Start EXERCISE MATERIAL

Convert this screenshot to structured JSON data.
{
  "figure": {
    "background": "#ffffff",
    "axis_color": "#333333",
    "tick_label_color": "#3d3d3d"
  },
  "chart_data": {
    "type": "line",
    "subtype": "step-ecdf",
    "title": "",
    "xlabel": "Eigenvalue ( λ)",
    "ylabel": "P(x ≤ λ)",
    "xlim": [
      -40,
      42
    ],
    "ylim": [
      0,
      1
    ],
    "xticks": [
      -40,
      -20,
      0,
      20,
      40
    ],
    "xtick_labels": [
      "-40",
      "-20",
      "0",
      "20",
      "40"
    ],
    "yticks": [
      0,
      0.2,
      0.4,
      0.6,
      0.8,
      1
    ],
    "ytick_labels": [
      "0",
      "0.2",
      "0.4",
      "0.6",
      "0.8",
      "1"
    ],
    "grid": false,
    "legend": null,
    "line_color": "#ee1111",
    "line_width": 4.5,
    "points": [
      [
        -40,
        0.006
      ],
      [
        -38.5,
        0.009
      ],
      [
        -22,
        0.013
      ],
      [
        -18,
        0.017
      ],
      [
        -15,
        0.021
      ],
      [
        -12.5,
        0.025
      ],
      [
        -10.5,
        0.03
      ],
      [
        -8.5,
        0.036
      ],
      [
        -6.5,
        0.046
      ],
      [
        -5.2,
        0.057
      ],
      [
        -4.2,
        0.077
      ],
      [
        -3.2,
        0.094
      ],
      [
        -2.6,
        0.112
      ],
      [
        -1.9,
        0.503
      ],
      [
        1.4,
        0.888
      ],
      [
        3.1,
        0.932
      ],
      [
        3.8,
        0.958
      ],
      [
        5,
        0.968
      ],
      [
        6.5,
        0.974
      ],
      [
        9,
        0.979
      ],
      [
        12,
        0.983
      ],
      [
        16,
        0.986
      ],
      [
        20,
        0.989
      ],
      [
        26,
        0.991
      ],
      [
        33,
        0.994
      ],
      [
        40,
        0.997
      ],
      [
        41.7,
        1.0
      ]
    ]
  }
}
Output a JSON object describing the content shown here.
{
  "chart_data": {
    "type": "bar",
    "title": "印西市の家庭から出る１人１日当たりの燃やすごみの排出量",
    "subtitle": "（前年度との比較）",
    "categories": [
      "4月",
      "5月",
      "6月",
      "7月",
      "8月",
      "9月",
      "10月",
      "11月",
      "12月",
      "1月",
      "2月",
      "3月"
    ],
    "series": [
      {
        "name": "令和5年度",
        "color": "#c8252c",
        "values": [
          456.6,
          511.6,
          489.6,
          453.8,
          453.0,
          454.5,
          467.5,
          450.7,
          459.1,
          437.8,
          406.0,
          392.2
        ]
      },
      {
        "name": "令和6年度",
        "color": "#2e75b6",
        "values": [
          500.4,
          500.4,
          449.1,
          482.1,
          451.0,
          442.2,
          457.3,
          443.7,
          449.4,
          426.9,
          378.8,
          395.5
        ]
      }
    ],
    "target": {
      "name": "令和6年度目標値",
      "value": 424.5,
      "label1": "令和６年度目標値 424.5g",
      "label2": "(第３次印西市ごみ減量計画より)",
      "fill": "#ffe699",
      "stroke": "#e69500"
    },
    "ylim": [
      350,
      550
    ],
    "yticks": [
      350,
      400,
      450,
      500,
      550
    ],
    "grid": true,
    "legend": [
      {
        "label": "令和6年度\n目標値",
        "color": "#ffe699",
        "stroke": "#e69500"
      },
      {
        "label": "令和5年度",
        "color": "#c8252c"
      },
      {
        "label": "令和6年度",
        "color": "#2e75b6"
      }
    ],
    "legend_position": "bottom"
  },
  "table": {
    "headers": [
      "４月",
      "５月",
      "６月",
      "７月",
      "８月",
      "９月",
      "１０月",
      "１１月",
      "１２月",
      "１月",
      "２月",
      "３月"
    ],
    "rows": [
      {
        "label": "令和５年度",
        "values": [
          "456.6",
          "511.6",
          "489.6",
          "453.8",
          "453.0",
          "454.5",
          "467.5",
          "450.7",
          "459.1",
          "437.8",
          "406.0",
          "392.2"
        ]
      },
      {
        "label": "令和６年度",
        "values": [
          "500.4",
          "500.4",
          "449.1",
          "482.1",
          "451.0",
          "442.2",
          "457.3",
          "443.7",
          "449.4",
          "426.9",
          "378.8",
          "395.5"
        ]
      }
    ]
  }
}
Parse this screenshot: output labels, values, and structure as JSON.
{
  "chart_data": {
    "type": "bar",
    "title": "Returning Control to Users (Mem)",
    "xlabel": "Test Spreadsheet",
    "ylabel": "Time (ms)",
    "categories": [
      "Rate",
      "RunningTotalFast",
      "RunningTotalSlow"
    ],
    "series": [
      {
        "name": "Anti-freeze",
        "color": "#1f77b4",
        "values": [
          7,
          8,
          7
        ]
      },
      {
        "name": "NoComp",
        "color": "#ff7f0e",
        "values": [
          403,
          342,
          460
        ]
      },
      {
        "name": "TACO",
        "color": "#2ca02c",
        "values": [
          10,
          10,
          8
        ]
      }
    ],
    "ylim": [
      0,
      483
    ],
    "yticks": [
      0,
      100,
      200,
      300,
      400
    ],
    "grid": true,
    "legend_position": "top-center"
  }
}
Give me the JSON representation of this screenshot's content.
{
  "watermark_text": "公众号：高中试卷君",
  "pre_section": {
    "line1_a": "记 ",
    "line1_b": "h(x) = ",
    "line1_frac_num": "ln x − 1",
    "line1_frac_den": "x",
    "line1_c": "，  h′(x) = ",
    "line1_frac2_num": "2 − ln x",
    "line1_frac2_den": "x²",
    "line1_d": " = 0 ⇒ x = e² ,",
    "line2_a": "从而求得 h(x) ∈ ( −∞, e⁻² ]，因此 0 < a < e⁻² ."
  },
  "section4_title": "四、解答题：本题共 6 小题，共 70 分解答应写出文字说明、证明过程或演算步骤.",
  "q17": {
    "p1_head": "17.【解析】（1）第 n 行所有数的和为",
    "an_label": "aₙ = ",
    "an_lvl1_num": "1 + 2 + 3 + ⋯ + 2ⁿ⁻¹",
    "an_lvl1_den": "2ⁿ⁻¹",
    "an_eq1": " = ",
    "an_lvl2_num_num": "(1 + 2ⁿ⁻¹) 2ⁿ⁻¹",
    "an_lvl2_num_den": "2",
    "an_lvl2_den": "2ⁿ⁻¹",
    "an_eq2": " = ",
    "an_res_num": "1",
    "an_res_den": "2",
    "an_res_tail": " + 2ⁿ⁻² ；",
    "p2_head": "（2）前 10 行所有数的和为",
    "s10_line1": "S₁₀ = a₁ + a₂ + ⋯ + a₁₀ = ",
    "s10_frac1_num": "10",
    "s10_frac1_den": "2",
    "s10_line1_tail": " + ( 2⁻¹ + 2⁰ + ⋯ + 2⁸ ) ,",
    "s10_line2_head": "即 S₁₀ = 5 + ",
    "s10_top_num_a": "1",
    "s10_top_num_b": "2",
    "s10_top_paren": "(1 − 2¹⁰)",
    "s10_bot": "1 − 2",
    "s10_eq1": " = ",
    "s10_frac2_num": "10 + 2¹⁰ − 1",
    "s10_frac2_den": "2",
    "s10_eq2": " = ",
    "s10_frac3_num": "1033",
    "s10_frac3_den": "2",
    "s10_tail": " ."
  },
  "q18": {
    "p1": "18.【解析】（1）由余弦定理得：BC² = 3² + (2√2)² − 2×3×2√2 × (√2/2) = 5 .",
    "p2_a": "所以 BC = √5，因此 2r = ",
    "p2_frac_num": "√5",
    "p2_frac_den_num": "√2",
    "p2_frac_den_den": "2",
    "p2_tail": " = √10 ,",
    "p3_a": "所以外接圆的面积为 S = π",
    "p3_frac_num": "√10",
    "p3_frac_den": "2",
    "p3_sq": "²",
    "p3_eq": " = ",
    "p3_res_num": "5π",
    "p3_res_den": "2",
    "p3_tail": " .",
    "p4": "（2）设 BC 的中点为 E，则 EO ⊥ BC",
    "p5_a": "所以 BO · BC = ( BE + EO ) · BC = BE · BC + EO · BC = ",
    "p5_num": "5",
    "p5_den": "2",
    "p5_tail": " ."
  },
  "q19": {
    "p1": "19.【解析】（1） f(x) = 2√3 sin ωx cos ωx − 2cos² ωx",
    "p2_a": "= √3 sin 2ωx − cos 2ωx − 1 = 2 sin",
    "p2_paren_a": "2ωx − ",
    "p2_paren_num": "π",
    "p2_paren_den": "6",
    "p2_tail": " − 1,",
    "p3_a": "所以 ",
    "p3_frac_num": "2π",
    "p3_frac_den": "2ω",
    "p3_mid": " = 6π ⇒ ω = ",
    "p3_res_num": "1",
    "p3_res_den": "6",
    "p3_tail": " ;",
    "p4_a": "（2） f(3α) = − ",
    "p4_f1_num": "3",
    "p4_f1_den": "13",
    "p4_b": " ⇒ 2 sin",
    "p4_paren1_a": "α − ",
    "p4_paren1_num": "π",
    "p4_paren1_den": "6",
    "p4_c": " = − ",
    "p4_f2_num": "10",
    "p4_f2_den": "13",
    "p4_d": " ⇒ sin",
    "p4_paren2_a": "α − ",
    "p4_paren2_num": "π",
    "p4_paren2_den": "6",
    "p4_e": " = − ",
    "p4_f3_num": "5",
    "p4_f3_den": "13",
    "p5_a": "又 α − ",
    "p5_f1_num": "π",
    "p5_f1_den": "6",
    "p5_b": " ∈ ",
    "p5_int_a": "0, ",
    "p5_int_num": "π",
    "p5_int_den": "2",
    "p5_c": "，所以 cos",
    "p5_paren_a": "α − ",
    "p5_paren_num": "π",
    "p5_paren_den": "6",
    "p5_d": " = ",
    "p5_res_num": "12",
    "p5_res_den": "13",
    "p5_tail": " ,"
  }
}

End EXERCISE MATERIAL

-- BRIEF --
Give only the number of lines in the material above that include the word "JSON".

-- RESULT FOR THIS TASK --
4